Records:
───
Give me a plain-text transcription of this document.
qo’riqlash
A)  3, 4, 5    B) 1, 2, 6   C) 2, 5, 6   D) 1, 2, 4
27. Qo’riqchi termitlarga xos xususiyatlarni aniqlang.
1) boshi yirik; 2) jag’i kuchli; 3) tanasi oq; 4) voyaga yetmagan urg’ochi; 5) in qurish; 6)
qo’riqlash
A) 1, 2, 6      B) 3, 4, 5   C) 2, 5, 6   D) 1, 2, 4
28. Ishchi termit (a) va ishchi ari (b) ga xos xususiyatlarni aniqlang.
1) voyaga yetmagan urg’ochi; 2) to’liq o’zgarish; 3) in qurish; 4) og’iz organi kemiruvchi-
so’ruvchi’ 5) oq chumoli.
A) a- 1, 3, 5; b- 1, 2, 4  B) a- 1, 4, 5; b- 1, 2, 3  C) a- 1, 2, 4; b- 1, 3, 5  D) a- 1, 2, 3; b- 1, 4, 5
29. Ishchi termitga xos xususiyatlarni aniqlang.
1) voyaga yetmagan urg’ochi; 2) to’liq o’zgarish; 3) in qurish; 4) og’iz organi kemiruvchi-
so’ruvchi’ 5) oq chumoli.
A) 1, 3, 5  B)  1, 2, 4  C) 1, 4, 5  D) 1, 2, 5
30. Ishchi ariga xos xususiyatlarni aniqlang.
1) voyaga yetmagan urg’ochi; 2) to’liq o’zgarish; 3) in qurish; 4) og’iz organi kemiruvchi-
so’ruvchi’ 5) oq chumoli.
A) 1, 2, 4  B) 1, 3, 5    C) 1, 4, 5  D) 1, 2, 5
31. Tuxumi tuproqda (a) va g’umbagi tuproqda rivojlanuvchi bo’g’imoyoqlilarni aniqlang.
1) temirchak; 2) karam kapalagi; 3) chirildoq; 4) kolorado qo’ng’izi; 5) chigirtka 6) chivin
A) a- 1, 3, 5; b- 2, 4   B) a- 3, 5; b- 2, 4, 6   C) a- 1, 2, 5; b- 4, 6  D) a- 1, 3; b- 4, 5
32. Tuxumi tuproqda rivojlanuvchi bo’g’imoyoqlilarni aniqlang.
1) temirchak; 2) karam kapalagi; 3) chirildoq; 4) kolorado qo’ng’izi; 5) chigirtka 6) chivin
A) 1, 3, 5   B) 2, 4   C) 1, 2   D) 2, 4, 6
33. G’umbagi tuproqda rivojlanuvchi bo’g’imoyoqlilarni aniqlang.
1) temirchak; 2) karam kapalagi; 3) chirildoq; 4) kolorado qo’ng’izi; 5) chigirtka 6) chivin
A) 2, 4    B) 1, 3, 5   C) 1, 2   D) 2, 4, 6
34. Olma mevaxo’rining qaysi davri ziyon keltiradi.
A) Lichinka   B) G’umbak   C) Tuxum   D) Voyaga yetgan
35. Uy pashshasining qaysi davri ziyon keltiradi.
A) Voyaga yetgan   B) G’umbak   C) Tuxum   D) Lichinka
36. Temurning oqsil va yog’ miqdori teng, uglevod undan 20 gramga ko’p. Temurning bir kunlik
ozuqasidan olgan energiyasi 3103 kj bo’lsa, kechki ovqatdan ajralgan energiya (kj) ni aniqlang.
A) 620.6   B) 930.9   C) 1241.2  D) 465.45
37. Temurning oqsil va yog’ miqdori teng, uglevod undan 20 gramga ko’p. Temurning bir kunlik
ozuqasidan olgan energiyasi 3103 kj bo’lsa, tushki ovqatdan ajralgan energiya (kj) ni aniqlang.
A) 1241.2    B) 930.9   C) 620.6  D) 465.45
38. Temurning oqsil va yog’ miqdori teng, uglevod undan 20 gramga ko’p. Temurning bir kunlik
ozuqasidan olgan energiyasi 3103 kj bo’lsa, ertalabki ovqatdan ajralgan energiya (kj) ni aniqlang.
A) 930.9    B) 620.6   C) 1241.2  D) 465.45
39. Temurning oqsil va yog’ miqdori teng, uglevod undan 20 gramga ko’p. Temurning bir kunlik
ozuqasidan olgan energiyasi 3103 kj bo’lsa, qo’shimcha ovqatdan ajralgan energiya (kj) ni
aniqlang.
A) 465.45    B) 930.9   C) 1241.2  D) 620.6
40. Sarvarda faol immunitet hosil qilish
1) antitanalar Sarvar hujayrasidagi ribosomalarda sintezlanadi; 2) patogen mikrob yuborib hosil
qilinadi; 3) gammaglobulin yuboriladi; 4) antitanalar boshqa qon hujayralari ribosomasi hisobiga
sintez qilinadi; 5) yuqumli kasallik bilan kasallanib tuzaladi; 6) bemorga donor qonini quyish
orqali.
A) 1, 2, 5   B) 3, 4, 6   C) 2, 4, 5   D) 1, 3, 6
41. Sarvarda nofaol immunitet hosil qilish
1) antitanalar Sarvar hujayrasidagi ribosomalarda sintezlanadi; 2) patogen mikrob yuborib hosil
───
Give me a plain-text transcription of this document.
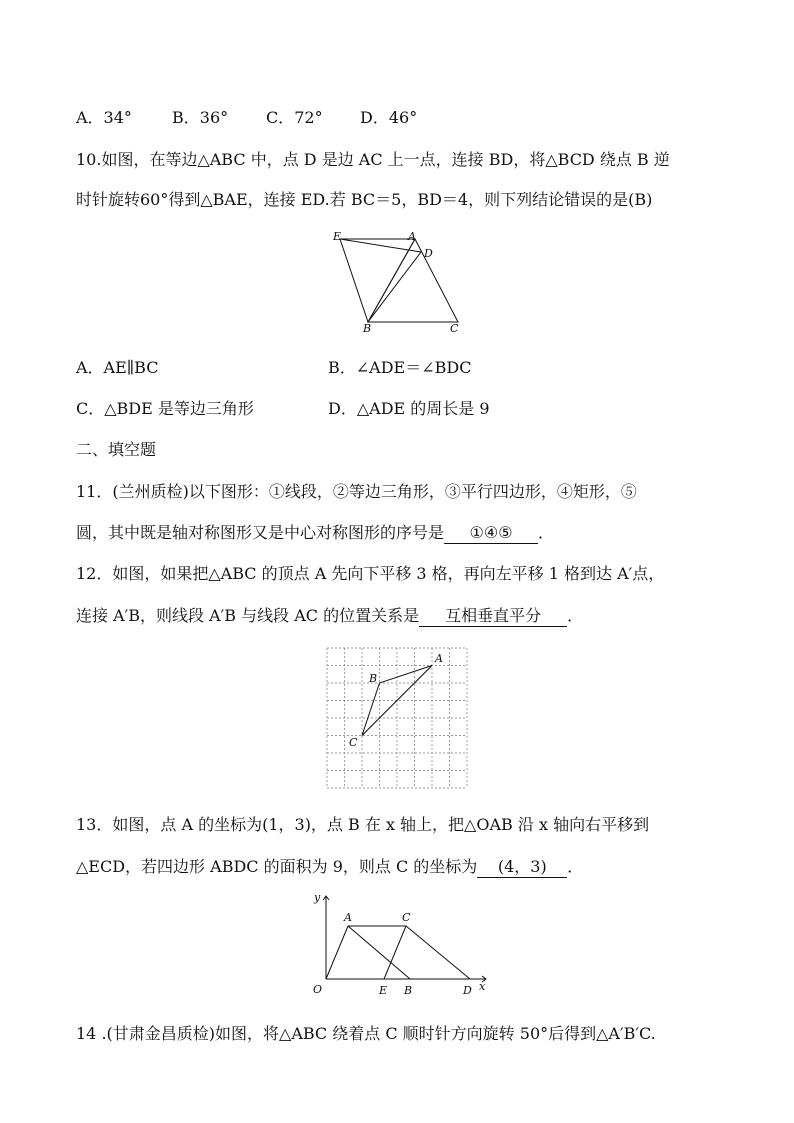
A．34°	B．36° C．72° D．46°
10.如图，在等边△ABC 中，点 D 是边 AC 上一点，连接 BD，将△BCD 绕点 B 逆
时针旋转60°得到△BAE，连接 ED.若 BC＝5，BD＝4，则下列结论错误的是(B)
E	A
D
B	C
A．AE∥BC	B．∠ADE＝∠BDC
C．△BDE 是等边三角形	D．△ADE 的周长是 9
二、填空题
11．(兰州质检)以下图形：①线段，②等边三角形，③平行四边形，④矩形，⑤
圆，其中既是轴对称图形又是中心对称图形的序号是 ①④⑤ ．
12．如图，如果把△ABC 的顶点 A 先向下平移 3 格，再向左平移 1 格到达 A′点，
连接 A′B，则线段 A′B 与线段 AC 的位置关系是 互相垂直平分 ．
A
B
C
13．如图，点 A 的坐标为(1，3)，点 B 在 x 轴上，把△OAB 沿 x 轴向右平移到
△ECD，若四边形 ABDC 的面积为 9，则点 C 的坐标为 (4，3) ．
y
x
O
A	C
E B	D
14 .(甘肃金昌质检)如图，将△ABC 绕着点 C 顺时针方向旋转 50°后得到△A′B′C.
───
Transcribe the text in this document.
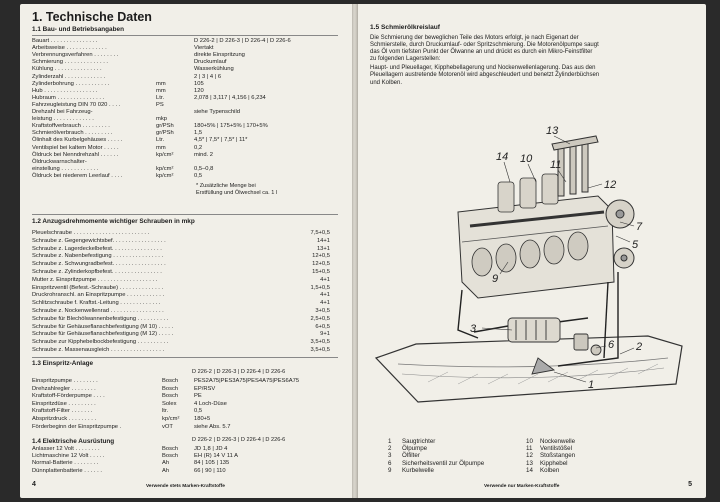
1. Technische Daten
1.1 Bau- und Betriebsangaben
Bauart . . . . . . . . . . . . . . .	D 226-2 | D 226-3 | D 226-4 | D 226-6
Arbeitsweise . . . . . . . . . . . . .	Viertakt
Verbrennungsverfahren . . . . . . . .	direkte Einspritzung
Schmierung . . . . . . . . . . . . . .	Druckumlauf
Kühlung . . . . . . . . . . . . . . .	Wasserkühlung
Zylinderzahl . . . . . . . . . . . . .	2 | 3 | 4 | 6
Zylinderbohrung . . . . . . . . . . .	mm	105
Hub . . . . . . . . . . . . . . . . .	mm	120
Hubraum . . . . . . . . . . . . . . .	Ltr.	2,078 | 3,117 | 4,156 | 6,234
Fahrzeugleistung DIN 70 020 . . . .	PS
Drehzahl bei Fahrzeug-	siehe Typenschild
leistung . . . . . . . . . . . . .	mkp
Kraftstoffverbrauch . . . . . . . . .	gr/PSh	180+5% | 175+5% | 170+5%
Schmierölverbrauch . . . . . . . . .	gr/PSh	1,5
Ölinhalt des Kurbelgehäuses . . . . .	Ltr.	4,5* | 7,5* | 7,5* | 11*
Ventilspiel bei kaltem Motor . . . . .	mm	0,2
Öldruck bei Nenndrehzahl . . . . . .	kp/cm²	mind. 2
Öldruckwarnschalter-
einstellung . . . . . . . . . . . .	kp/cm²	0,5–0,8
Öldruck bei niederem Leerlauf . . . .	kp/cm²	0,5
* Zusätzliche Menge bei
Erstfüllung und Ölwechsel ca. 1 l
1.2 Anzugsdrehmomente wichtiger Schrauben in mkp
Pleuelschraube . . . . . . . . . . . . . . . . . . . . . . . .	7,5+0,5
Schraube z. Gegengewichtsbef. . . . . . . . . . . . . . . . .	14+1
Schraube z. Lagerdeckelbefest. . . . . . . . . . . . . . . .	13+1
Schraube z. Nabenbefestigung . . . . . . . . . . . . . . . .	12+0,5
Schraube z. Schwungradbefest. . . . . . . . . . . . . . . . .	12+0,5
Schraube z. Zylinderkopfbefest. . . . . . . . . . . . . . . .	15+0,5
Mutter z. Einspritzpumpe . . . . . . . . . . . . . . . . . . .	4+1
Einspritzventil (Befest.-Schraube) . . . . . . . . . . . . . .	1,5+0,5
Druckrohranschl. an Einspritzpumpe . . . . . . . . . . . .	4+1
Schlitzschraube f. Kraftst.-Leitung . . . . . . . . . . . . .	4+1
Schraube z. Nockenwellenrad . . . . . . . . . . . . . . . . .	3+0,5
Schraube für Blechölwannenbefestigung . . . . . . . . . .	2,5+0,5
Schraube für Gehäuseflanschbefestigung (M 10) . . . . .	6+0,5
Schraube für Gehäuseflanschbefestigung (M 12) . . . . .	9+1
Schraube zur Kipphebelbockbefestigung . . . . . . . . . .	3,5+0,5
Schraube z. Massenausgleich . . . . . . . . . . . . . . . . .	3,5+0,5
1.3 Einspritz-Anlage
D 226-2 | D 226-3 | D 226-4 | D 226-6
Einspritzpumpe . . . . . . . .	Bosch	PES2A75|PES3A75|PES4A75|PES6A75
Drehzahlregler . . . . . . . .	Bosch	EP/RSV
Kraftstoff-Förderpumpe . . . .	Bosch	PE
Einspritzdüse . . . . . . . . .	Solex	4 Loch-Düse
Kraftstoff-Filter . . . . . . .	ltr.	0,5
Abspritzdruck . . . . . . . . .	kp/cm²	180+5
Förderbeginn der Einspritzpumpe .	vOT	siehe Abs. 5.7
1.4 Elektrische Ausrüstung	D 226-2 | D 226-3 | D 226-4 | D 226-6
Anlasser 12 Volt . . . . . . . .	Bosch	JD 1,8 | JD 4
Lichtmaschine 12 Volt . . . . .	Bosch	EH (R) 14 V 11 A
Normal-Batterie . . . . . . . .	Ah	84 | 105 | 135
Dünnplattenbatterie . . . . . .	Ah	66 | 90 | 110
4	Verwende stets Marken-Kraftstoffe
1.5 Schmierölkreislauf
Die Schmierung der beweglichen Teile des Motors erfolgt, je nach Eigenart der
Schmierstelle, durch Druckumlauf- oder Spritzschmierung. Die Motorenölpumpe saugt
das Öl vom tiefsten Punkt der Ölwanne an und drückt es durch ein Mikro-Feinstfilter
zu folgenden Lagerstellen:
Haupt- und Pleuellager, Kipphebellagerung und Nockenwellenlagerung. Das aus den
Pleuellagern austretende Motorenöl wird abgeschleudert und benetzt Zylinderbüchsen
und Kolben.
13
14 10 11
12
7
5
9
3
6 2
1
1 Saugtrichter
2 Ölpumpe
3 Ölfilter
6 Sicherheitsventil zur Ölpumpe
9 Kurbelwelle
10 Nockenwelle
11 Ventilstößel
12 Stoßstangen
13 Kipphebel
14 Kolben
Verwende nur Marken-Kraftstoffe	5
───
Work to complete ▸
Working from the listing above, pick out every line that has "qaysi" and copy it.

Exercise answer ▸
34. Olma mevaxo’rining qaysi davri ziyon keltiradi.
35. Uy pashshasining qaysi davri ziyon keltiradi.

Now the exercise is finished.